____ Given data

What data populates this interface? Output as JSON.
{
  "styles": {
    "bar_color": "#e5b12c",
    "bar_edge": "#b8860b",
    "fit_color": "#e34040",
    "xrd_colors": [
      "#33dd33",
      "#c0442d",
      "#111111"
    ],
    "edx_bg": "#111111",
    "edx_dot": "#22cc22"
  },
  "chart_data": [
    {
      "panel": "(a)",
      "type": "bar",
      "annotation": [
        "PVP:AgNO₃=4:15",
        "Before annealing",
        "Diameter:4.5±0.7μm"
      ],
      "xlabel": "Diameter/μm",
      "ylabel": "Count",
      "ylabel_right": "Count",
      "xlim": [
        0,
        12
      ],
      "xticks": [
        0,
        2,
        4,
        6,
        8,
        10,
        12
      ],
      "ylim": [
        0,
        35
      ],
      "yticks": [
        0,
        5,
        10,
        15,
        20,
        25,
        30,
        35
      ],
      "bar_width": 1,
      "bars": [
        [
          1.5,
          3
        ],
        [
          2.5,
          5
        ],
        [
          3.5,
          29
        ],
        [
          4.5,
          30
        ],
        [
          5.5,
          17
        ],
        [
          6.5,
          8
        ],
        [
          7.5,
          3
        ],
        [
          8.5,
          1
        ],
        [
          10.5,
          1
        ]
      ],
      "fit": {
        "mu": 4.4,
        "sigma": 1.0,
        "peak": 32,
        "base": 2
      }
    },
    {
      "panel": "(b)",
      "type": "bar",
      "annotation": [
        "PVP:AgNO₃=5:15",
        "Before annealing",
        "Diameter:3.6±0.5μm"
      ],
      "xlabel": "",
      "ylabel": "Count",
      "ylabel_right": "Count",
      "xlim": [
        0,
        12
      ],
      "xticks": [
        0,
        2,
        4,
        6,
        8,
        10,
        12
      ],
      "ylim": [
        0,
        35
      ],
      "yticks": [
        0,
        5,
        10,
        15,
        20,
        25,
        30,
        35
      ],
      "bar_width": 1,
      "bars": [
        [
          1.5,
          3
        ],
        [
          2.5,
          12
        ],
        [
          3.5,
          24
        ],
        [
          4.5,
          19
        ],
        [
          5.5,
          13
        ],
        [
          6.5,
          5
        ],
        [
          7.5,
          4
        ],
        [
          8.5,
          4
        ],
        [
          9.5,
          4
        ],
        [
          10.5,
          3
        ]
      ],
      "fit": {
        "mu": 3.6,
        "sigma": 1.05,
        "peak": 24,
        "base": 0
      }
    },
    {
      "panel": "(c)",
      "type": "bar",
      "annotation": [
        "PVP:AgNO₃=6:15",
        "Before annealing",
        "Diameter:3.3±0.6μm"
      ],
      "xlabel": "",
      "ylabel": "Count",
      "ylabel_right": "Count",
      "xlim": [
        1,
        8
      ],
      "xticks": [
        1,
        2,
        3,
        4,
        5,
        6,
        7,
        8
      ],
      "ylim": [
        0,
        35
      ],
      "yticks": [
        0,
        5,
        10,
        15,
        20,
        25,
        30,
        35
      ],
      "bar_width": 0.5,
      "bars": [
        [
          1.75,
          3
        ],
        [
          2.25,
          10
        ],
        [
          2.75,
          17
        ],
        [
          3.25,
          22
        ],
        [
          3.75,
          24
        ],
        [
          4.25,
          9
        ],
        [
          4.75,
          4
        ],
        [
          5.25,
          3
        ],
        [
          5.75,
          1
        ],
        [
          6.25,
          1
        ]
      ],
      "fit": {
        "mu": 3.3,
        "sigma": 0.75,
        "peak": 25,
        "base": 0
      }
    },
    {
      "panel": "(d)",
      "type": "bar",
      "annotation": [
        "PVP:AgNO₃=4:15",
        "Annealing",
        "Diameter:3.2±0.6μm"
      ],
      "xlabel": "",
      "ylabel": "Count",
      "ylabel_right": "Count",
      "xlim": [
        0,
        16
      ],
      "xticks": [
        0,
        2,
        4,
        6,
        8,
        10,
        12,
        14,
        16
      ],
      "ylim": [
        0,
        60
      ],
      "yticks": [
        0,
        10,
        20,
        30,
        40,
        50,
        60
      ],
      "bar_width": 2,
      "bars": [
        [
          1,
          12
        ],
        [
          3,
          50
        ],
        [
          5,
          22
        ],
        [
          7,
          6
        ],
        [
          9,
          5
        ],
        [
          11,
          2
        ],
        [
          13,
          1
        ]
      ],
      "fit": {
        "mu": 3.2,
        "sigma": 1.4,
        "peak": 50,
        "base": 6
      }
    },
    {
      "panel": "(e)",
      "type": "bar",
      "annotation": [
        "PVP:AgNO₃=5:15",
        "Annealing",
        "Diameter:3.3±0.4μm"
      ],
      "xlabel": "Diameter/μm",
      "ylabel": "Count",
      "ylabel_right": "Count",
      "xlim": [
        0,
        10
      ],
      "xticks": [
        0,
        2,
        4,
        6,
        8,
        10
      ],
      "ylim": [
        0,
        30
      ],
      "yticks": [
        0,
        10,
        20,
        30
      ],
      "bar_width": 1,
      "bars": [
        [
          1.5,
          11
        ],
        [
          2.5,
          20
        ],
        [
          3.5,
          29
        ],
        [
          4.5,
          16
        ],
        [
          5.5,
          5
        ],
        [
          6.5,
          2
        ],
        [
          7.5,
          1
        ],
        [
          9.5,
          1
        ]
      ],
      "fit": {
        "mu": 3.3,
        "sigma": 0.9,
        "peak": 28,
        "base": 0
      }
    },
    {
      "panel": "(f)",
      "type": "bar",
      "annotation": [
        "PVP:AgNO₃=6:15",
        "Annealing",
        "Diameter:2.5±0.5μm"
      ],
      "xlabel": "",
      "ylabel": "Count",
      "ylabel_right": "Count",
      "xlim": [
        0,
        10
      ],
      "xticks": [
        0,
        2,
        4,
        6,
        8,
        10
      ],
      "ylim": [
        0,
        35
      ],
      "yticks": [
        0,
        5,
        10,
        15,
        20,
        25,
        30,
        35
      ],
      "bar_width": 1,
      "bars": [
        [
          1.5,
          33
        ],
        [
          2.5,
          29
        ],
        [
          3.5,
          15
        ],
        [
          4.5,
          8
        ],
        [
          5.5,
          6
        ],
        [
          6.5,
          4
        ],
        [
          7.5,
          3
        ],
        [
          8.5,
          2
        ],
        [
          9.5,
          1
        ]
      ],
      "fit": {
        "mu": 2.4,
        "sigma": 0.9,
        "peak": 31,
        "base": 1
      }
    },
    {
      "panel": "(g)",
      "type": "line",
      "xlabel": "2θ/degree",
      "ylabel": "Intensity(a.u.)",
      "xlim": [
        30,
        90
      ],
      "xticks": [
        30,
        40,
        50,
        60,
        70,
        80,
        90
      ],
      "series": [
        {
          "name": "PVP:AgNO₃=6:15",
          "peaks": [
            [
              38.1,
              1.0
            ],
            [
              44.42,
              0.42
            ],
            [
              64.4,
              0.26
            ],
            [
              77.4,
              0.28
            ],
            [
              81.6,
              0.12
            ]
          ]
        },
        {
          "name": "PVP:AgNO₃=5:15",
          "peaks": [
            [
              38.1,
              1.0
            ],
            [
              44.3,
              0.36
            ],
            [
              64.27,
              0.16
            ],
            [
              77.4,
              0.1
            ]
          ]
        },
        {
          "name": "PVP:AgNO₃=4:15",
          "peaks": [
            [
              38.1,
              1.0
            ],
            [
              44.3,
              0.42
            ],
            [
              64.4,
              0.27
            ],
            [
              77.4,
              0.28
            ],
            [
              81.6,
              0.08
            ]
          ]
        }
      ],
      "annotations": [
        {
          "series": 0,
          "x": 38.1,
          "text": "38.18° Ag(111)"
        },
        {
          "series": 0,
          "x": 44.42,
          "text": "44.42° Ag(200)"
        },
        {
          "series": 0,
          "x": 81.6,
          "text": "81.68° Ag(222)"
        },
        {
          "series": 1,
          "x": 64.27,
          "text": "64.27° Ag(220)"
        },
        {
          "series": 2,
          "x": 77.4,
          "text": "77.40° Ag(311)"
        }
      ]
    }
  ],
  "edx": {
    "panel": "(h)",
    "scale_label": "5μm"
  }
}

________

» **What you are asked to do**:
Identify the lines above with the word "name". Copy them.

» **Correct output**:
          "name": "PVP:AgNO₃=6:15",
          "name": "PVP:AgNO₃=5:15",
          "name": "PVP:AgNO₃=4:15",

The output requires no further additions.